§ **WHAT THE TASK REQUIRES**: Report only the number of lines in the records that contain the word "from".

§ **INPUT**:
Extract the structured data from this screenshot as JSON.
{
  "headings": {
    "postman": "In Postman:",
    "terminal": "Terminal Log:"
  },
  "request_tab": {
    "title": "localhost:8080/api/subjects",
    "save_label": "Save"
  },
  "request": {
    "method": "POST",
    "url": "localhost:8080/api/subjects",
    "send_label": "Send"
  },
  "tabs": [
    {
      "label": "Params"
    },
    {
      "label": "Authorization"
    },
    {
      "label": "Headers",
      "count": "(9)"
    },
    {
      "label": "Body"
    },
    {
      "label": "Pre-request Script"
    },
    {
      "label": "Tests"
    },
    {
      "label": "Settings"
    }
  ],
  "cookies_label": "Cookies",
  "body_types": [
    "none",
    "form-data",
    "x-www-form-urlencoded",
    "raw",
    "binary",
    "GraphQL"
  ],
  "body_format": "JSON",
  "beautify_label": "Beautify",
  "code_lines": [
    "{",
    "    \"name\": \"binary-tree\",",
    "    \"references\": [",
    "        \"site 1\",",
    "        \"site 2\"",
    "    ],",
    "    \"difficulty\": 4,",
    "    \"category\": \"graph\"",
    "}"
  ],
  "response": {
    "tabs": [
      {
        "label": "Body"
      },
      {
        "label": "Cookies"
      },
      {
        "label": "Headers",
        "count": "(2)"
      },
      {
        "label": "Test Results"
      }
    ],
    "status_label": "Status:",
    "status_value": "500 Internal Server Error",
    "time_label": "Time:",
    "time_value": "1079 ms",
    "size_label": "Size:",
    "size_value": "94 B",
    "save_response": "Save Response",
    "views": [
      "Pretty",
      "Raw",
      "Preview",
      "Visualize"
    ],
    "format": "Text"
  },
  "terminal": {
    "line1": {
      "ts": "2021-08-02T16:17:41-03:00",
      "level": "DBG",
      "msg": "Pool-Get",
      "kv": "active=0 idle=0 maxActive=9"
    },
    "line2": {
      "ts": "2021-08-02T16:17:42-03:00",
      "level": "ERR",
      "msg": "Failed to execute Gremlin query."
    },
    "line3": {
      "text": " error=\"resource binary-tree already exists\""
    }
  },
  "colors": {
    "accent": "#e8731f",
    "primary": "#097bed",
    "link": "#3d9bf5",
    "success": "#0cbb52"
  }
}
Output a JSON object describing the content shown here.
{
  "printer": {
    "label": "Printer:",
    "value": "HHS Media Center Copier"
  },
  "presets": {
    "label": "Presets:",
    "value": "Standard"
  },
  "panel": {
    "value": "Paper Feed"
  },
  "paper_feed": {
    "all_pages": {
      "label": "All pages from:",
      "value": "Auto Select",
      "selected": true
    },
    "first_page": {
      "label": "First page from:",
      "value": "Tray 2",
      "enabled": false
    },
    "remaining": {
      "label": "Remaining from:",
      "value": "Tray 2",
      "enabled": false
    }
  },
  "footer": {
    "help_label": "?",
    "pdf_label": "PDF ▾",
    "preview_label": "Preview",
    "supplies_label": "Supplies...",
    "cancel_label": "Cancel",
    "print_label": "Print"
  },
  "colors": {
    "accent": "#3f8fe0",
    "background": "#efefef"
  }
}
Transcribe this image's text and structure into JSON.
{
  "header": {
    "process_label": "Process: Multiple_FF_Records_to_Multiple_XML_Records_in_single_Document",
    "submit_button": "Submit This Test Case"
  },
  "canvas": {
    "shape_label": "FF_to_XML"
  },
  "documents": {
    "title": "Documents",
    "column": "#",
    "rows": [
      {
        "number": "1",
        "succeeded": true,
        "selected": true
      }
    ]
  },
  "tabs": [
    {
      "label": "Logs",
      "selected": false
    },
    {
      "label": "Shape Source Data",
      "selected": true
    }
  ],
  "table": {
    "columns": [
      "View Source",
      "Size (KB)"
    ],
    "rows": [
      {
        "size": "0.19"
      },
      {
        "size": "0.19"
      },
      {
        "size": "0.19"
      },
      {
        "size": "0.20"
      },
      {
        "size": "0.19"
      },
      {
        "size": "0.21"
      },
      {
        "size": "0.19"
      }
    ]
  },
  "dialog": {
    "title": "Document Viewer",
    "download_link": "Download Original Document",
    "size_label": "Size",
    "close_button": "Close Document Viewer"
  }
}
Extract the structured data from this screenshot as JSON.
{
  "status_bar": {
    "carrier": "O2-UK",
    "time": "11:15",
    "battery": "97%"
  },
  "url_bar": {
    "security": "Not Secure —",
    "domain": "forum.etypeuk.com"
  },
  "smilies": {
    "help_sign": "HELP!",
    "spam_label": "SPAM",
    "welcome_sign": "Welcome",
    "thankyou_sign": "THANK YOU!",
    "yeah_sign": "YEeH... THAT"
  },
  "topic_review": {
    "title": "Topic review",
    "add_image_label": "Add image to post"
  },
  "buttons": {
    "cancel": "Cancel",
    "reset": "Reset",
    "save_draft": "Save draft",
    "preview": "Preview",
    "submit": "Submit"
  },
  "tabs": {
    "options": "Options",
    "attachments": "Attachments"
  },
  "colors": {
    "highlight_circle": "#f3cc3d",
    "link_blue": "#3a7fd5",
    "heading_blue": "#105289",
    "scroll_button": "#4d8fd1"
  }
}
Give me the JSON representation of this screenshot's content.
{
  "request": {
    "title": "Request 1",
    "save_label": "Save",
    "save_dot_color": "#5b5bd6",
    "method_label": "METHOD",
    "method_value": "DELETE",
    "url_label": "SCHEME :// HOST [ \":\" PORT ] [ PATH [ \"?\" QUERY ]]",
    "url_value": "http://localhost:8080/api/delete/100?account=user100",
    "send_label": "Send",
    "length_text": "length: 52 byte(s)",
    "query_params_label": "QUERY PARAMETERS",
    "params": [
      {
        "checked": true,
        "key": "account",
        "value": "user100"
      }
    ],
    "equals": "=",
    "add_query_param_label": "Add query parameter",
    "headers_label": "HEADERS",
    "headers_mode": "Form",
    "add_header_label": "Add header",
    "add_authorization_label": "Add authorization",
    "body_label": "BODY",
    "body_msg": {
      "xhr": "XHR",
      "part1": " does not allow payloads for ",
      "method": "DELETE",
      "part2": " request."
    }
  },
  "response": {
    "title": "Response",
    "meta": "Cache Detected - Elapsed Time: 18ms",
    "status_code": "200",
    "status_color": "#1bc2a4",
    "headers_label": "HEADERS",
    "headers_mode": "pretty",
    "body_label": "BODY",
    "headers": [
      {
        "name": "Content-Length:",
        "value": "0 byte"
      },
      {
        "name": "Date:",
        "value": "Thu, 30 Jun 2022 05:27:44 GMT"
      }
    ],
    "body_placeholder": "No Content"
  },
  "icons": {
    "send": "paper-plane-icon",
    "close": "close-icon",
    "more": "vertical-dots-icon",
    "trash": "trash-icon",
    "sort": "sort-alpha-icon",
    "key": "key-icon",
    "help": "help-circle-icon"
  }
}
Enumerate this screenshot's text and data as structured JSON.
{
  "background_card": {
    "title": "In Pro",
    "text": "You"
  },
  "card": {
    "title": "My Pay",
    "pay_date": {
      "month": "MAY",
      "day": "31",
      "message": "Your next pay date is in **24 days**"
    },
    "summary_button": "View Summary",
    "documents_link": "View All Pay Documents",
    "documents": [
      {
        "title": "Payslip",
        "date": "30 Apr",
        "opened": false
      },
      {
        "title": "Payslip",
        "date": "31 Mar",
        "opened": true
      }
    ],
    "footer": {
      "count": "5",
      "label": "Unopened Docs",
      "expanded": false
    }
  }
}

§ **ANSWER IN FULL**: 5